• _WRITTEN TASK_
Copy every record below, exactly as written.

• _DATA ENTRIES_
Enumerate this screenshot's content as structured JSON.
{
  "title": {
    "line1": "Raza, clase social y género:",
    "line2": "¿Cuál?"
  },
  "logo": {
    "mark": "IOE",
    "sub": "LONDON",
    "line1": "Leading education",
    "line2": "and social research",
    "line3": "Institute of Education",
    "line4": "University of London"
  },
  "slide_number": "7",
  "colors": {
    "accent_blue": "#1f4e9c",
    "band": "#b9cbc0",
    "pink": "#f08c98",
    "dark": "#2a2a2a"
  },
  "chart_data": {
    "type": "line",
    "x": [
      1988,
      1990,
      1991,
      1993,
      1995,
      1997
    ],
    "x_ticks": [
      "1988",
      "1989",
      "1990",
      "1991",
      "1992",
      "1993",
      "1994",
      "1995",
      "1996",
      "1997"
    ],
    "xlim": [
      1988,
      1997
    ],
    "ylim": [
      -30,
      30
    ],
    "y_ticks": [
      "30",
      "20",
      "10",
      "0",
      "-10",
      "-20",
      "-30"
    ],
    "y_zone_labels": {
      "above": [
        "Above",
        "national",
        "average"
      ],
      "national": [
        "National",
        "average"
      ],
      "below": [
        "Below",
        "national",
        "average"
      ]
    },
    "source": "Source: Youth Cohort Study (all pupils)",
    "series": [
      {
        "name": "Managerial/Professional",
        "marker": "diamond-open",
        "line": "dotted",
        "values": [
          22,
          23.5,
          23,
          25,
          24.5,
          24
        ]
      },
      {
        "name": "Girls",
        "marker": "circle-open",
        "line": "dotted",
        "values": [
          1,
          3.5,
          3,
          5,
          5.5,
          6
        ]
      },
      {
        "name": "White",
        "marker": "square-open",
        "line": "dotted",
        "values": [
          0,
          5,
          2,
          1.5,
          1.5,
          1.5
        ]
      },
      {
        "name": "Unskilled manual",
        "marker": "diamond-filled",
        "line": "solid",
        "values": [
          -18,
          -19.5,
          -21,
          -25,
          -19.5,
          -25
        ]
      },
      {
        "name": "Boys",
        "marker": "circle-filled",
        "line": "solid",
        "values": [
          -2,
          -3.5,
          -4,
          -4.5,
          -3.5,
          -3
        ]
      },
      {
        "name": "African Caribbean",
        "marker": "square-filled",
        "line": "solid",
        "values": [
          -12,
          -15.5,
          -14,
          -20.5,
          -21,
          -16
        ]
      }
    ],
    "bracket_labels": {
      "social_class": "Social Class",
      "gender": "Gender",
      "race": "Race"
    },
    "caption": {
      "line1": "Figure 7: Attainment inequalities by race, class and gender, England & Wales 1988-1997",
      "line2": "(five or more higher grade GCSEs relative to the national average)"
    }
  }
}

• _FULL ANSWER_
Enumerate this screenshot's content as structured JSON.
{
  "title": {
    "line1": "Raza, clase social y género:",
    "line2": "¿Cuál?"
  },
  "logo": {
    "mark": "IOE",
    "sub": "LONDON",
    "line1": "Leading education",
    "line2": "and social research",
    "line3": "Institute of Education",
    "line4": "University of London"
  },
  "slide_number": "7",
  "colors": {
    "accent_blue": "#1f4e9c",
    "band": "#b9cbc0",
    "pink": "#f08c98",
    "dark": "#2a2a2a"
  },
  "chart_data": {
    "type": "line",
    "x": [
      1988,
      1990,
      1991,
      1993,
      1995,
      1997
    ],
    "x_ticks": [
      "1988",
      "1989",
      "1990",
      "1991",
      "1992",
      "1993",
      "1994",
      "1995",
      "1996",
      "1997"
    ],
    "xlim": [
      1988,
      1997
    ],
    "ylim": [
      -30,
      30
    ],
    "y_ticks": [
      "30",
      "20",
      "10",
      "0",
      "-10",
      "-20",
      "-30"
    ],
    "y_zone_labels": {
      "above": [
        "Above",
        "national",
        "average"
      ],
      "national": [
        "National",
        "average"
      ],
      "below": [
        "Below",
        "national",
        "average"
      ]
    },
    "source": "Source: Youth Cohort Study (all pupils)",
    "series": [
      {
        "name": "Managerial/Professional",
        "marker": "diamond-open",
        "line": "dotted",
        "values": [
          22,
          23.5,
          23,
          25,
          24.5,
          24
        ]
      },
      {
        "name": "Girls",
        "marker": "circle-open",
        "line": "dotted",
        "values": [
          1,
          3.5,
          3,
          5,
          5.5,
          6
        ]
      },
      {
        "name": "White",
        "marker": "square-open",
        "line": "dotted",
        "values": [
          0,
          5,
          2,
          1.5,
          1.5,
          1.5
        ]
      },
      {
        "name": "Unskilled manual",
        "marker": "diamond-filled",
        "line": "solid",
        "values": [
          -18,
          -19.5,
          -21,
          -25,
          -19.5,
          -25
        ]
      },
      {
        "name": "Boys",
        "marker": "circle-filled",
        "line": "solid",
        "values": [
          -2,
          -3.5,
          -4,
          -4.5,
          -3.5,
          -3
        ]
      },
      {
        "name": "African Caribbean",
        "marker": "square-filled",
        "line": "solid",
        "values": [
          -12,
          -15.5,
          -14,
          -20.5,
          -21,
          -16
        ]
      }
    ],
    "bracket_labels": {
      "social_class": "Social Class",
      "gender": "Gender",
      "race": "Race"
    },
    "caption": {
      "line1": "Figure 7: Attainment inequalities by race, class and gender, England & Wales 1988-1997",
      "line2": "(five or more higher grade GCSEs relative to the national average)"
    }
  }
}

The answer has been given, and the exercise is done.